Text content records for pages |
►

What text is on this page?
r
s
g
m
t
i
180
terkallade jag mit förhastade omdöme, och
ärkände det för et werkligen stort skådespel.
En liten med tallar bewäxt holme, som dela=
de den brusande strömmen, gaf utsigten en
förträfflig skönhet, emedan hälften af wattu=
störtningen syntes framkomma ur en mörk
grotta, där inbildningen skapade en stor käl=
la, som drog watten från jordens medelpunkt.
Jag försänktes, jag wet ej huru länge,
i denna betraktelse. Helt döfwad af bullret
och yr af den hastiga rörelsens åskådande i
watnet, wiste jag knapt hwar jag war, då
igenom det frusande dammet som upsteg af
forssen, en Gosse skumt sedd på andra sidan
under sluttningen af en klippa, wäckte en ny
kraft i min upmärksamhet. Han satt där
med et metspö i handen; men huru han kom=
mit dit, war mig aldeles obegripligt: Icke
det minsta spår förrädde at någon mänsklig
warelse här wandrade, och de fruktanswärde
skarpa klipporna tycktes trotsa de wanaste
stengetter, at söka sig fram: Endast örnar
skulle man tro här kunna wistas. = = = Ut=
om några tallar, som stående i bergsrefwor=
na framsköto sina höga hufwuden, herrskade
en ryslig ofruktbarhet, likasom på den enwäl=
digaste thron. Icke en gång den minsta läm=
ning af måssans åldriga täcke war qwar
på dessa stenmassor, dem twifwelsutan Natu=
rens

◄

Exercise |
Each entry must be set down exactly as it appears.

Expected output |
What text is on this page?
r
s
g
m
t
i
180
terkallade jag mit förhastade omdöme, och
ärkände det för et werkligen stort skådespel.
En liten med tallar bewäxt holme, som dela=
de den brusande strömmen, gaf utsigten en
förträfflig skönhet, emedan hälften af wattu=
störtningen syntes framkomma ur en mörk
grotta, där inbildningen skapade en stor käl=
la, som drog watten från jordens medelpunkt.
Jag försänktes, jag wet ej huru länge,
i denna betraktelse. Helt döfwad af bullret
och yr af den hastiga rörelsens åskådande i
watnet, wiste jag knapt hwar jag war, då
igenom det frusande dammet som upsteg af
forssen, en Gosse skumt sedd på andra sidan
under sluttningen af en klippa, wäckte en ny
kraft i min upmärksamhet. Han satt där
med et metspö i handen; men huru han kom=
mit dit, war mig aldeles obegripligt: Icke
det minsta spår förrädde at någon mänsklig
warelse här wandrade, och de fruktanswärde
skarpa klipporna tycktes trotsa de wanaste
stengetter, at söka sig fram: Endast örnar
skulle man tro här kunna wistas. = = = Ut=
om några tallar, som stående i bergsrefwor=
na framsköto sina höga hufwuden, herrskade
en ryslig ofruktbarhet, likasom på den enwäl=
digaste thron. Icke en gång den minsta läm=
ning af måssans åldriga täcke war qwar
på dessa stenmassor, dem twifwelsutan Natu=
rens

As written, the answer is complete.